REQUIREMENT 1: Translate this sentence from the article on the Alexandria Police Department's new equipment into Spanish: "The robot is about two feet high and travels about one and a half miles per hour."
REQUIREMENT 2: Write the next part of the article on the Alexandria Police Department's new equipment, picking up after its final sentence.

EXCERPT:
• • • • • • •
The Alexandria Police Department has two very important pieces of new equipment to help officers serve the city’s residents better.

The first is a robot. The second is an armored personnel carrier.

The robot is about two feet high and travels about one and a half miles per hour. It is equipped with cameras, a microphone and an arm for lifting things. The department purchased the robot last fall with federal funds.

Officer Tim Kyburz is one of four members of the department who went to Oakridge, Tenn., to be trained on the robot. He is a member of the Special Operations team and is responsible for maintaining the department’s mobile computers.

“I was selected to go to training because I am a member of the special operations team and because of the technology behind the robot,” Kyburz said. “We can operate the robot using remote satellite technology or with fiber optic cable. Obviously, we have more flexibility when we can use the satellite technology.”

The department has already used the robot to assist in one operation. Kyburz explained, “We had a hostage situation on the west end of the city where a man was holding his estranged wife and their children at gunpoint,. Shots were fired and the wife was able to run from the home. The children were still sleeping.

“After she left the home," Kybruz related, "there was another shot. When we weren’t able to get the man to respond to us, we sent the robot into the home,” Kyburz said.
• • • • • • •
INFORMATION PROVIDED:

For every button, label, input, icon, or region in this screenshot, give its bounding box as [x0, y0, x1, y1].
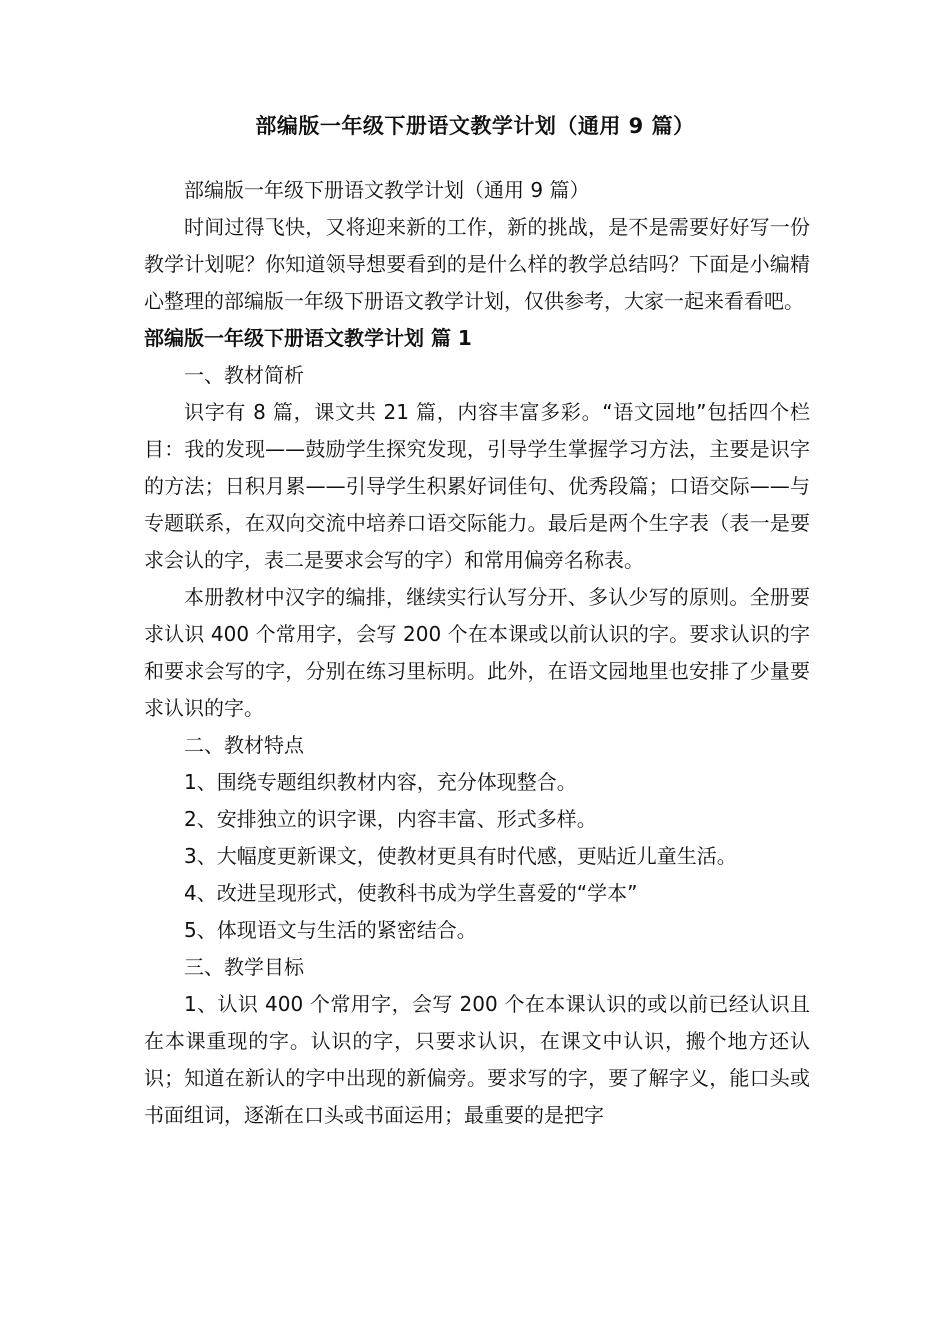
• • • • • • •
TASK RESPONSE 1: El robot mide unos dos pies de altura y se desplaza a aproximadamente una milla y media por hora.

TASK RESPONSE 2:
Kyburz drove the robot to the sliding glass doors of the home from the mobile command center. Through the robot’s camera, officers were able to see into the home where someone was lying on the floor. Using the robot’s arm, officers opened the door and drove the robot into the apartment. The camera showed them the husband, lying on the floor with a gunshot wound. He was dead.

“The robot allows us to look at situations without putting an officer in harm’s way,” said Sgt. Jim Craige, who is assigned to the special operations team. “We have been able to operate the robot from as far away as four tenths of a mile so you can see how useful it can be.”

THE ROBOT CAN climb a vertical wall that is 18 inches high and can easily go over curbs and ascend and descend stairs. The arm can be manipulated to lift things from shelves or to drag things that are on the floor. “A lot of what it can do depends on the skill of the operator,” Kyburz said.

The police department has conducted joint training exercises with the Alexandria Fire Department. “The hazardous materials folks are interested in using it equipped with sensors that measure the levels of different chemical agents,” Craige said. “There are many different ways it can be of service to the community.”

The robot cost $97,000. “We have been very pleased with its capabilities,” Craige said.

The department is also pleased with the new armored personnel carrier. The vehicle can carry 11 fully dressed tactical officers. There are larger personnel carriers but this one was selected for a specific reason.

“We selected this vehicle because it can fit into the many alleys that we have in Alexandria,” said Lt. Jack Compton, one of the members of the special operations team who drives the vehicle. “Also, because it’s on a truck chaser, you don’t have to have a commercial driver’s license to operate it.”

THE VEHICLE CAN travel up to 85 miles per hour. It is bullet proof, covered with three eighths inch steel. “The glass is bullet proof and the engine is covered with steel,” Compton said. “It is a very safe vehicle.”

The vehicle has turrets on each side and on top that can be used to shoot from or as a means of communicating with suspects. There are doors in the back of the vehicle that are very useful.

“We take it on all of our operations but have only used it once,” Compton said.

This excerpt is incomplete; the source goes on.